JOB:
Which lines have the string "artykułu"? Copy all of them from the entries below.

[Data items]
Begin
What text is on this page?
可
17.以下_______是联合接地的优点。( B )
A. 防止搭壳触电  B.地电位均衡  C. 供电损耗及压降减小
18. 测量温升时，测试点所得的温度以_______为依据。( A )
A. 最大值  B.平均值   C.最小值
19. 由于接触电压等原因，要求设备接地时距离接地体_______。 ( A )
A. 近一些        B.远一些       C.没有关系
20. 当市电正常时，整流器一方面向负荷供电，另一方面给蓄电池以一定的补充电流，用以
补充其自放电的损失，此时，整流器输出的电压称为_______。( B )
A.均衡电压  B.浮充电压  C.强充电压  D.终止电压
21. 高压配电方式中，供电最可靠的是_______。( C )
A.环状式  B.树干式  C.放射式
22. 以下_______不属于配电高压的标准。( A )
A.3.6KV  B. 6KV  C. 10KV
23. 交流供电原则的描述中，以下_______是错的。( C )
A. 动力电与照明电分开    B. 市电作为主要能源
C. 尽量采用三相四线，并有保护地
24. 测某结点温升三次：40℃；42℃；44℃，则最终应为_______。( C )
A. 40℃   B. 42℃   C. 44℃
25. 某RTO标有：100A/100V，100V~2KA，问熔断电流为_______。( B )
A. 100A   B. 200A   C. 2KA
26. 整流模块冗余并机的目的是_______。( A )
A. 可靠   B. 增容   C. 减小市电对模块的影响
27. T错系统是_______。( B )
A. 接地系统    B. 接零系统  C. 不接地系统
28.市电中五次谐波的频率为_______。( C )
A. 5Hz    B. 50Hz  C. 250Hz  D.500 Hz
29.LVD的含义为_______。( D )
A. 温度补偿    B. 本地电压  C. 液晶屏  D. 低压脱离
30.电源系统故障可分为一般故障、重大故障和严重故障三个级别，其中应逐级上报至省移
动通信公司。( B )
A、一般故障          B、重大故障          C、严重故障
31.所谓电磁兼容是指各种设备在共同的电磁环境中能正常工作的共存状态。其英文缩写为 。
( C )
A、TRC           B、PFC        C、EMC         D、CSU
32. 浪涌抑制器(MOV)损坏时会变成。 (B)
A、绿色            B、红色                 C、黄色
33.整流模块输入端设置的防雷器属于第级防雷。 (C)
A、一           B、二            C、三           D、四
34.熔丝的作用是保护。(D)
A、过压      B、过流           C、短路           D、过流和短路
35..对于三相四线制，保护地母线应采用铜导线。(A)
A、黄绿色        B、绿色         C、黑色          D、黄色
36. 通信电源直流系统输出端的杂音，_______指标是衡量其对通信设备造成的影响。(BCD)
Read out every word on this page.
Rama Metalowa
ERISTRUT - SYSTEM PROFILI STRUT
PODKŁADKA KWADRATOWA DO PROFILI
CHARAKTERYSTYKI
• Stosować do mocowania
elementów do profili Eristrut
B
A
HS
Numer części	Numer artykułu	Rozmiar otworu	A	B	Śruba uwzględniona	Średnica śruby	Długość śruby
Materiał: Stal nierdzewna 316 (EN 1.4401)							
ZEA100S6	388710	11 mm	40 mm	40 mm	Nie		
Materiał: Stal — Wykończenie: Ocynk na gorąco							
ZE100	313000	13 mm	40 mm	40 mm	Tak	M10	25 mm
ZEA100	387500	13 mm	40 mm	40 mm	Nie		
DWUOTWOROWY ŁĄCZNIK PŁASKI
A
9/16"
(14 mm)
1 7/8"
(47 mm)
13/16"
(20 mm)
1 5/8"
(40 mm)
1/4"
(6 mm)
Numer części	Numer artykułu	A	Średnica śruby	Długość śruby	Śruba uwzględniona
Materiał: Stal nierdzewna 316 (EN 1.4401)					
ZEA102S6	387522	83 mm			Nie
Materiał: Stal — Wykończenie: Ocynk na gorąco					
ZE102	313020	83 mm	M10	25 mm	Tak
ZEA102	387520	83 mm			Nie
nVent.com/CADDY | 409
End
FINAL ANSWER:
Numer części	Numer artykułu	Rozmiar otworu	A	B	Śruba uwzględniona	Średnica śruby	Długość śruby
Numer części	Numer artykułu	A	Średnica śruby	Długość śruby	Śruba uwzględniona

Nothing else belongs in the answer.